++++ INPUT FOR THIS TASK ++++

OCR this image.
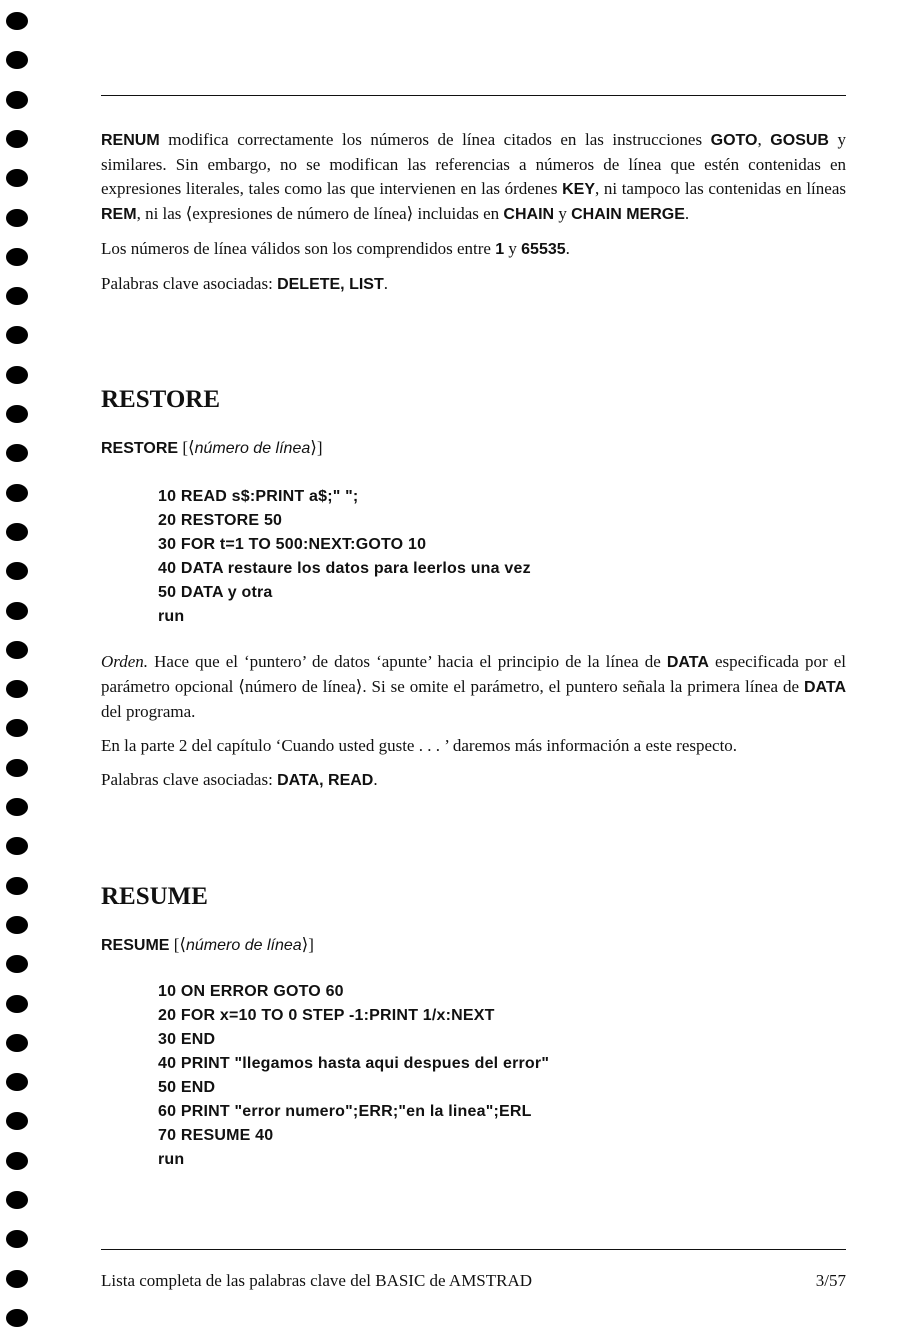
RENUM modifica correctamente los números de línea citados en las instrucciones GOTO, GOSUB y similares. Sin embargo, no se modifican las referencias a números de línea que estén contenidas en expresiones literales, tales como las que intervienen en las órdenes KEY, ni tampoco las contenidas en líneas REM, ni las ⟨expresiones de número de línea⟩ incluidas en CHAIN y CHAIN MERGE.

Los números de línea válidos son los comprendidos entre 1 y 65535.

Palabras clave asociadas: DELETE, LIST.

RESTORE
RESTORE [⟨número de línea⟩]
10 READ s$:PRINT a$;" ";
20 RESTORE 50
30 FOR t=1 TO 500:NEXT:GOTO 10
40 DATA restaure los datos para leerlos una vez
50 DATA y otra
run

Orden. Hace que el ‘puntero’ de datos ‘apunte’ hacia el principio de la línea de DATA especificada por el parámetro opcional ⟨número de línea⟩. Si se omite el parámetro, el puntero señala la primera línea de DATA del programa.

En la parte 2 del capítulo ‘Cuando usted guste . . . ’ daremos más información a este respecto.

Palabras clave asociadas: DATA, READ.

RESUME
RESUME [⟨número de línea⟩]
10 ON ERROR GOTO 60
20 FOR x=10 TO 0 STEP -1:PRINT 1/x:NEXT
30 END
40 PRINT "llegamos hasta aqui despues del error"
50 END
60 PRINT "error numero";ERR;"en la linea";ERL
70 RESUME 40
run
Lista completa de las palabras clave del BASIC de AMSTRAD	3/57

++++

TASK REQUIREMENTS :: Copy out the records above in full, exactly as written, but not the pictures.

EXERCISE SOLUTION ::
OCR this image.
RENUM modifica correctamente los números de línea citados en las instrucciones GOTO, GOSUB y similares. Sin embargo, no se modifican las referencias a números de línea que estén contenidas en expresiones literales, tales como las que intervienen en las órdenes KEY, ni tampoco las contenidas en líneas REM, ni las ⟨expresiones de número de línea⟩ incluidas en CHAIN y CHAIN MERGE.

Los números de línea válidos son los comprendidos entre 1 y 65535.

Palabras clave asociadas: DELETE, LIST.

RESTORE
RESTORE [⟨número de línea⟩]
10 READ s$:PRINT a$;" ";
20 RESTORE 50
30 FOR t=1 TO 500:NEXT:GOTO 10
40 DATA restaure los datos para leerlos una vez
50 DATA y otra
run

Orden. Hace que el ‘puntero’ de datos ‘apunte’ hacia el principio de la línea de DATA especificada por el parámetro opcional ⟨número de línea⟩. Si se omite el parámetro, el puntero señala la primera línea de DATA del programa.

En la parte 2 del capítulo ‘Cuando usted guste . . . ’ daremos más información a este respecto.

Palabras clave asociadas: DATA, READ.

RESUME
RESUME [⟨número de línea⟩]
10 ON ERROR GOTO 60
20 FOR x=10 TO 0 STEP -1:PRINT 1/x:NEXT
30 END
40 PRINT "llegamos hasta aqui despues del error"
50 END
60 PRINT "error numero";ERR;"en la linea";ERL
70 RESUME 40
run
Lista completa de las palabras clave del BASIC de AMSTRAD	3/57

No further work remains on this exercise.